Hace unos días, y después de leer La mesa puesta, Jesús Ortega escribió lo que, según me dijo, es una nota de lectura. Habían transcurrido unos meses, su blog estaba cerrado por trabajo [un nuevo libro] y fue una alegría doble ver cómo y por qué volvía a abrirlo. En privado comentamos algunas cosas más sobre La mesa [algunos errores] en las que estuvimos de acuerdo y que se pueden resumir con una frase parecida a que el futuro guarda sorpresas para quien es impaciente. Así que hago caso a la última frase de su nota e intento cargarme de serenidad. De momento, no pretendo otra cosa que estarle muy agradecido.

Tarea:
¿Puedes transcribir al pie de la letra la parte del fragmento que empieza con las palabras "Hace unos días, y" y termina con "estarle muy agradecido."?

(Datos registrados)
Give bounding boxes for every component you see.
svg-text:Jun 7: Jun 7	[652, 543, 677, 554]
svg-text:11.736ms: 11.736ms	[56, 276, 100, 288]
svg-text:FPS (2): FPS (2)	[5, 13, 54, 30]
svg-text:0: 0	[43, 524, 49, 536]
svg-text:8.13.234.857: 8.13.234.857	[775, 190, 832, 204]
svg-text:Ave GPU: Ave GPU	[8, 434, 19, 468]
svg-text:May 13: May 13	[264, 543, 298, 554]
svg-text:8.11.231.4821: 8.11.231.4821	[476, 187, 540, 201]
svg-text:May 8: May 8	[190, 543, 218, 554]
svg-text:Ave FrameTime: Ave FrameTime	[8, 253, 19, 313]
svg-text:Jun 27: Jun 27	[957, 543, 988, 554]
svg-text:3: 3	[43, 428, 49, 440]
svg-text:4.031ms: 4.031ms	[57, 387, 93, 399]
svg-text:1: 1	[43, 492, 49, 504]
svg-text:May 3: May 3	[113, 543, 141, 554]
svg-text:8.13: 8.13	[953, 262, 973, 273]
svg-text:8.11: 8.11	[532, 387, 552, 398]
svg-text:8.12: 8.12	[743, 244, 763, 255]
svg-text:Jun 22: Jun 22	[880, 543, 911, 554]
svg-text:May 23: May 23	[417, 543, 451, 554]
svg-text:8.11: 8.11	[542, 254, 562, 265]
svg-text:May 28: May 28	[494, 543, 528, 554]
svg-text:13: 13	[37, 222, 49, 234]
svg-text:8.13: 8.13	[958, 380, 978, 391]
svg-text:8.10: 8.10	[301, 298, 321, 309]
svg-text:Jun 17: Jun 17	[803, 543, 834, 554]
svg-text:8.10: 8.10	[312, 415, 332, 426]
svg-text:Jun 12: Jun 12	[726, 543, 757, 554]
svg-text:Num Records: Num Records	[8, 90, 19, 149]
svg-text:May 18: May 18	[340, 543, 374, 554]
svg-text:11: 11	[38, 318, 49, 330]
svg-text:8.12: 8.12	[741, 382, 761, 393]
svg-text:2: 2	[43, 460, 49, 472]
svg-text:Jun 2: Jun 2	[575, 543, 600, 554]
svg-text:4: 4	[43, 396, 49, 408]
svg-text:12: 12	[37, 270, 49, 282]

Respuesta del ejercicio:
Hace unos días, y después de leer La mesa puesta, Jesús Ortega escribió lo que, según me dijo, es una nota de lectura. Habían transcurrido unos meses, su blog estaba cerrado por trabajo [un nuevo libro] y fue una alegría doble ver cómo y por qué volvía a abrirlo. En privado comentamos algunas cosas más sobre La mesa [algunos errores] en las que estuvimos de acuerdo y que se pueden resumir con una frase parecida a que el futuro guarda sorpresas para quien es impaciente. Así que hago caso a la última frase de su nota e intento cargarme de serenidad. De momento, no pretendo otra cosa que estarle muy agradecido.